>> begin

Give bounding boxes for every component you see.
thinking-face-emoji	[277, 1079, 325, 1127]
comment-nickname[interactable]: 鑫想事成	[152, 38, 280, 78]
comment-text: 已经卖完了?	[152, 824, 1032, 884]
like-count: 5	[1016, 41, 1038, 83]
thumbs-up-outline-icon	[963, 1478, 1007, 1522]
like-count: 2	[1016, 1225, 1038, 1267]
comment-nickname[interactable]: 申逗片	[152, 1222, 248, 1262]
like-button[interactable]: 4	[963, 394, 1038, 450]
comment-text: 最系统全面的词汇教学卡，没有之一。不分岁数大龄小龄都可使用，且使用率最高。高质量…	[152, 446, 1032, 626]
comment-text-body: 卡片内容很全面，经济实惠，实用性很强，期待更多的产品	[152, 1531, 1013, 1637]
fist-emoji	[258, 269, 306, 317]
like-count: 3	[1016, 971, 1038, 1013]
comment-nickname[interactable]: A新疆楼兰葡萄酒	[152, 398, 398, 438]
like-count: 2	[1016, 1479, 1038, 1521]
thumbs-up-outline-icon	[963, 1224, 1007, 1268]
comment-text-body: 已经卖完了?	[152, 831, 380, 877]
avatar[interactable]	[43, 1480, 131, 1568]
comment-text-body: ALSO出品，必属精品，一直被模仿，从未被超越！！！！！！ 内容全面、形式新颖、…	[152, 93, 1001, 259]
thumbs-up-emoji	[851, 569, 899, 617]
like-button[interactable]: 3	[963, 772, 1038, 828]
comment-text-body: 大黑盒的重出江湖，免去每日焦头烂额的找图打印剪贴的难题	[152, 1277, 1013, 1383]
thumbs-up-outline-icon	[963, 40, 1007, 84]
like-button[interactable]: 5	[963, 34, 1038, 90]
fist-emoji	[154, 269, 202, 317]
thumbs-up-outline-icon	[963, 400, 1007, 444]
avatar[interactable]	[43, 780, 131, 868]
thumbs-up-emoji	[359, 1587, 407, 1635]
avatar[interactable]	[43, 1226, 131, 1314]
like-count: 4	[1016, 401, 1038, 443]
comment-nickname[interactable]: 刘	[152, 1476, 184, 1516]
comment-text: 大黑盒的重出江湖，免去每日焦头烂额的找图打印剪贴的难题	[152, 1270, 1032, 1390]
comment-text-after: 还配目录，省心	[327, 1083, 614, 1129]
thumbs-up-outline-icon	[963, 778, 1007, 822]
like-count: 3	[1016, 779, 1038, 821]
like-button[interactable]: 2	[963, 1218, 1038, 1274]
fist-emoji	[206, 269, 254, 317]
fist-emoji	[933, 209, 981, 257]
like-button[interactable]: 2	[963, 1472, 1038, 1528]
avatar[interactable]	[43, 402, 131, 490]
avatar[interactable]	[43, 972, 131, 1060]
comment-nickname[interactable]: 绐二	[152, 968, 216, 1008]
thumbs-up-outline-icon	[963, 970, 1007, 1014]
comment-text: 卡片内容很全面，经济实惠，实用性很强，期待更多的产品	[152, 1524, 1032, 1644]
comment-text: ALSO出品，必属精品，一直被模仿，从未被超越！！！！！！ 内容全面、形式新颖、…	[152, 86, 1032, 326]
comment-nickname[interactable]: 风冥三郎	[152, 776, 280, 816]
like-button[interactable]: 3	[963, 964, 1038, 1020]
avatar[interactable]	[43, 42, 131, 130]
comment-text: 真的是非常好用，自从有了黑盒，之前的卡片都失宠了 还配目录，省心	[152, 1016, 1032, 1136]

>> end

### Prompt
Reproduce each of the rows above verbatim, in the same order, with every character left unchanged.

### Exercise result
Give bounding boxes for every component you see.
thinking-face-emoji	[277, 1079, 325, 1127]
comment-nickname[interactable]: 鑫想事成	[152, 38, 280, 78]
comment-text: 已经卖完了?	[152, 824, 1032, 884]
like-count: 5	[1016, 41, 1038, 83]
thumbs-up-outline-icon	[963, 1478, 1007, 1522]
like-count: 2	[1016, 1225, 1038, 1267]
comment-nickname[interactable]: 申逗片	[152, 1222, 248, 1262]
like-button[interactable]: 4	[963, 394, 1038, 450]
comment-text: 最系统全面的词汇教学卡，没有之一。不分岁数大龄小龄都可使用，且使用率最高。高质量…	[152, 446, 1032, 626]
comment-text-body: 卡片内容很全面，经济实惠，实用性很强，期待更多的产品	[152, 1531, 1013, 1637]
fist-emoji	[258, 269, 306, 317]
like-count: 3	[1016, 971, 1038, 1013]
comment-nickname[interactable]: A新疆楼兰葡萄酒	[152, 398, 398, 438]
like-count: 2	[1016, 1479, 1038, 1521]
thumbs-up-outline-icon	[963, 1224, 1007, 1268]
comment-text-body: 已经卖完了?	[152, 831, 380, 877]
avatar[interactable]	[43, 1480, 131, 1568]
comment-text-body: ALSO出品，必属精品，一直被模仿，从未被超越！！！！！！ 内容全面、形式新颖、…	[152, 93, 1001, 259]
thumbs-up-emoji	[851, 569, 899, 617]
like-button[interactable]: 3	[963, 772, 1038, 828]
comment-text-body: 大黑盒的重出江湖，免去每日焦头烂额的找图打印剪贴的难题	[152, 1277, 1013, 1383]
thumbs-up-outline-icon	[963, 40, 1007, 84]
like-button[interactable]: 5	[963, 34, 1038, 90]
fist-emoji	[154, 269, 202, 317]
thumbs-up-outline-icon	[963, 400, 1007, 444]
avatar[interactable]	[43, 780, 131, 868]
thumbs-up-emoji	[359, 1587, 407, 1635]
avatar[interactable]	[43, 1226, 131, 1314]
like-count: 4	[1016, 401, 1038, 443]
comment-nickname[interactable]: 刘	[152, 1476, 184, 1516]
comment-text: 大黑盒的重出江湖，免去每日焦头烂额的找图打印剪贴的难题	[152, 1270, 1032, 1390]
comment-text-after: 还配目录，省心	[327, 1083, 614, 1129]
thumbs-up-outline-icon	[963, 778, 1007, 822]
like-count: 3	[1016, 779, 1038, 821]
like-button[interactable]: 2	[963, 1218, 1038, 1274]
fist-emoji	[206, 269, 254, 317]
fist-emoji	[933, 209, 981, 257]
like-button[interactable]: 2	[963, 1472, 1038, 1528]
avatar[interactable]	[43, 402, 131, 490]
avatar[interactable]	[43, 972, 131, 1060]
comment-nickname[interactable]: 绐二	[152, 968, 216, 1008]
thumbs-up-outline-icon	[963, 970, 1007, 1014]
comment-text: 卡片内容很全面，经济实惠，实用性很强，期待更多的产品	[152, 1524, 1032, 1644]
comment-text: ALSO出品，必属精品，一直被模仿，从未被超越！！！！！！ 内容全面、形式新颖、…	[152, 86, 1032, 326]
comment-nickname[interactable]: 风冥三郎	[152, 776, 280, 816]
like-button[interactable]: 3	[963, 964, 1038, 1020]
avatar[interactable]	[43, 42, 131, 130]
comment-text: 真的是非常好用，自从有了黑盒，之前的卡片都失宠了 还配目录，省心	[152, 1016, 1032, 1136]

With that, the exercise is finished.